◆ Problema proposto a:
Transforme todas as linhas dos registros de caixas rotuladas em uma tabela Markdown com as colunas "Número" e "Linha do registro". Omita as linhas em branco.
··· Trecho do texto ···
“Queremos
Aluízio em 70”
Walter
Medeiros*
Na
efervescência política dos anos sessenta, quando a disputa no Rio Grande do
Norte se dava principalmente entre os seguidores do ex-governador Aluízio Alves
e do senador Dinarte Mariz, firmava-se a preferência pela corrente democrática
e populista que garantira a eleição do Monsenhor Walfredo Gurgel para o Governo
do Estado. Havia uma sintonia que já levava às ruas uma palavra de ordem que
ganhava corpo junto ao eleitorado entusiasmado da corrente denominada de
“Bacuraus”, a qual dizia nos quatro cantos: “Queremos Aluízio em 70”.
Aquela
demonstração de desejo do retorno de Aluízio Alves ao Governo não era nada
contra o governo do Monsenhor Walfredo, mas a antecipação do que o grupo
político e seus seguidores desejavam. Ela vinha como resultado de um governo
que havia mudado o Rio Grande do Norte, estabelecendo modernas relações no
âmbito da energia elétrica, telefonia, habitação e outros setores de forma
nunca antes vista. Havia sido um grande salto para o nosso estado.
Lembro
bem do meu avô, Francisco Bezerra e minha avó, Dona Constância, caracterizados
do verde da Cruzada da Esperança e do retrato de Aluízio na oficina de arte
onde ele (meu avô) trabalhava. Do outro lado da minha casa, a minha tia,
Mariêta, que guardava orgulhosa um disco de 78 rotações com a Marcha da
Esperança e outra música, com Jackson do Pandeiro, enaltecendo Aluízio. O disco
ela deixou para mim e eu achei que ficaria melhor guardado no Memorial do
ex-governador.
Naquele
entusiasmo, ouvíamos Erivan França apresentando o programa “Falando
Francamente” na rádio Cabugi, início da noite. Não deixávamos de dar uma
passada e ouvir enraivecidademente Eugênio Netto fazer o seu programa na Rádio
Nordeste, com aquela característica que cantava “O velho tinha razão”. E a
síntese daquilo era meus parentes, entre eles Wellington Medeiros, meu irmão,
radialista, já na Rádio Cabugi, comentando o que diziam: que na fronteira da
Paraiba os paraibanos pediam que empresássemos Aluízio para mudar o estado
vizinho.
···
◆ Problema proposto b:
Liste todos os parentes de quem escreve que aparecem no trecho, indicando o grau de parentesco de cada um.
··· Dados disponíveis ···
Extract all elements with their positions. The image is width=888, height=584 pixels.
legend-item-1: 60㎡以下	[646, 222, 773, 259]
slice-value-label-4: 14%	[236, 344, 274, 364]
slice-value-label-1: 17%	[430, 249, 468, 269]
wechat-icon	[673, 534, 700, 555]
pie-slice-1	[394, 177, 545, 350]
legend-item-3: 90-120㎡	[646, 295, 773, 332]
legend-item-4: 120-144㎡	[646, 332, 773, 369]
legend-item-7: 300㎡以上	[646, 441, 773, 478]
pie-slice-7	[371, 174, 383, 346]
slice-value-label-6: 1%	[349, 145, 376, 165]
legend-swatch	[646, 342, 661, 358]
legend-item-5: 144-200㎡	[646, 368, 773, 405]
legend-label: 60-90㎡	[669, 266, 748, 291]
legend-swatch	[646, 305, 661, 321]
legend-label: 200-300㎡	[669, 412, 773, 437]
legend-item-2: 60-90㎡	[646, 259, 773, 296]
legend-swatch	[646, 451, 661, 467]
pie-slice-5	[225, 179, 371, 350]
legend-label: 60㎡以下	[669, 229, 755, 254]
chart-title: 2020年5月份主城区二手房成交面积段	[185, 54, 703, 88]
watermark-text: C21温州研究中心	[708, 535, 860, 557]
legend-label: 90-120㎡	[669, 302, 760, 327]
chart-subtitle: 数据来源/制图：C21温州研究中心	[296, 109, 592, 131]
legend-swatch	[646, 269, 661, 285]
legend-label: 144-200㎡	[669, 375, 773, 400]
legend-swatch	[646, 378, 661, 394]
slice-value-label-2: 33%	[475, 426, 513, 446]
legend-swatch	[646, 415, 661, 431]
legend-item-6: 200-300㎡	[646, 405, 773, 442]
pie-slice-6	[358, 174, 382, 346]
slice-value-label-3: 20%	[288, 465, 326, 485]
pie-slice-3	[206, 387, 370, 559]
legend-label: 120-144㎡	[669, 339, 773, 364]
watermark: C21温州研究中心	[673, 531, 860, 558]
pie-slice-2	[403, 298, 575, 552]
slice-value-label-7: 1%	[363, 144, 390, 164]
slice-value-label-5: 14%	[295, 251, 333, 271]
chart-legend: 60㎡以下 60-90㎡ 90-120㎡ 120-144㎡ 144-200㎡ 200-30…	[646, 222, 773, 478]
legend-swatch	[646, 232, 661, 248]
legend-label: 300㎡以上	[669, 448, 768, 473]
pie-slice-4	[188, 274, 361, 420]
···
◆ Solução do exercício a:
| Número | Linha do registro |
|---|---|
| 1 | Extract all elements with their positions. The image is width=888, height=584 pixels. |
| 2 | legend-item-1: 60㎡以下	[646, 222, 773, 259] |
| 3 | slice-value-label-4: 14%	[236, 344, 274, 364] |
| 4 | slice-value-label-1: 17%	[430, 249, 468, 269] |
| 5 | wechat-icon	[673, 534, 700, 555] |
| 6 | pie-slice-1	[394, 177, 545, 350] |
| 7 | legend-item-3: 90-120㎡	[646, 295, 773, 332] |
| 8 | legend-item-4: 120-144㎡	[646, 332, 773, 369] |
| 9 | legend-item-7: 300㎡以上	[646, 441, 773, 478] |
| 10 | pie-slice-7	[371, 174, 383, 346] |
| 11 | slice-value-label-6: 1%	[349, 145, 376, 165] |
| 12 | legend-swatch	[646, 342, 661, 358] |
| 13 | legend-item-5: 144-200㎡	[646, 368, 773, 405] |
| 14 | legend-label: 60-90㎡	[669, 266, 748, 291] |
| 15 | legend-swatch	[646, 305, 661, 321] |
| 16 | legend-label: 200-300㎡	[669, 412, 773, 437] |
| 17 | legend-item-2: 60-90㎡	[646, 259, 773, 296] |
| 18 | legend-swatch	[646, 451, 661, 467] |
| 19 | pie-slice-5	[225, 179, 371, 350] |
| 20 | legend-label: 60㎡以下	[669, 229, 755, 254] |
| 21 | chart-title: 2020年5月份主城区二手房成交面积段	[185, 54, 703, 88] |
| 22 | watermark-text: C21温州研究中心	[708, 535, 860, 557] |
| 23 | legend-label: 90-120㎡	[669, 302, 760, 327] |
| 24 | chart-subtitle: 数据来源/制图：C21温州研究中心	[296, 109, 592, 131] |
| 25 | legend-swatch	[646, 269, 661, 285] |
| 26 | legend-label: 144-200㎡	[669, 375, 773, 400] |
| 27 | legend-swatch	[646, 378, 661, 394] |
| 28 | slice-value-label-2: 33%	[475, 426, 513, 446] |
| 29 | legend-swatch	[646, 415, 661, 431] |
| 30 | legend-item-6: 200-300㎡	[646, 405, 773, 442] |
| 31 | pie-slice-6	[358, 174, 382, 346] |
| 32 | slice-value-label-3: 20%	[288, 465, 326, 485] |
| 33 | pie-slice-3	[206, 387, 370, 559] |
| 34 | legend-label: 120-144㎡	[669, 339, 773, 364] |
| 35 | watermark: C21温州研究中心	[673, 531, 860, 558] |
| 36 | pie-slice-2	[403, 298, 575, 552] |
| 37 | slice-value-label-7: 1%	[363, 144, 390, 164] |
| 38 | slice-value-label-5: 14%	[295, 251, 333, 271] |
| 39 | chart-legend: 60㎡以下 60-90㎡ 90-120㎡ 120-144㎡ 144-200㎡ 200-30…	[646, 222, 773, 478] |
| 40 | legend-swatch	[646, 232, 661, 248] |
| 41 | legend-label: 300㎡以上	[669, 448, 768, 473] |
| 42 | pie-slice-4	[188, 274, 361, 420] |

◆ Solução do exercício b:
- Francisco Bezerra, avô
- Dona Constância, avó
- Mariêta, tia
- Wellington Medeiros, irmão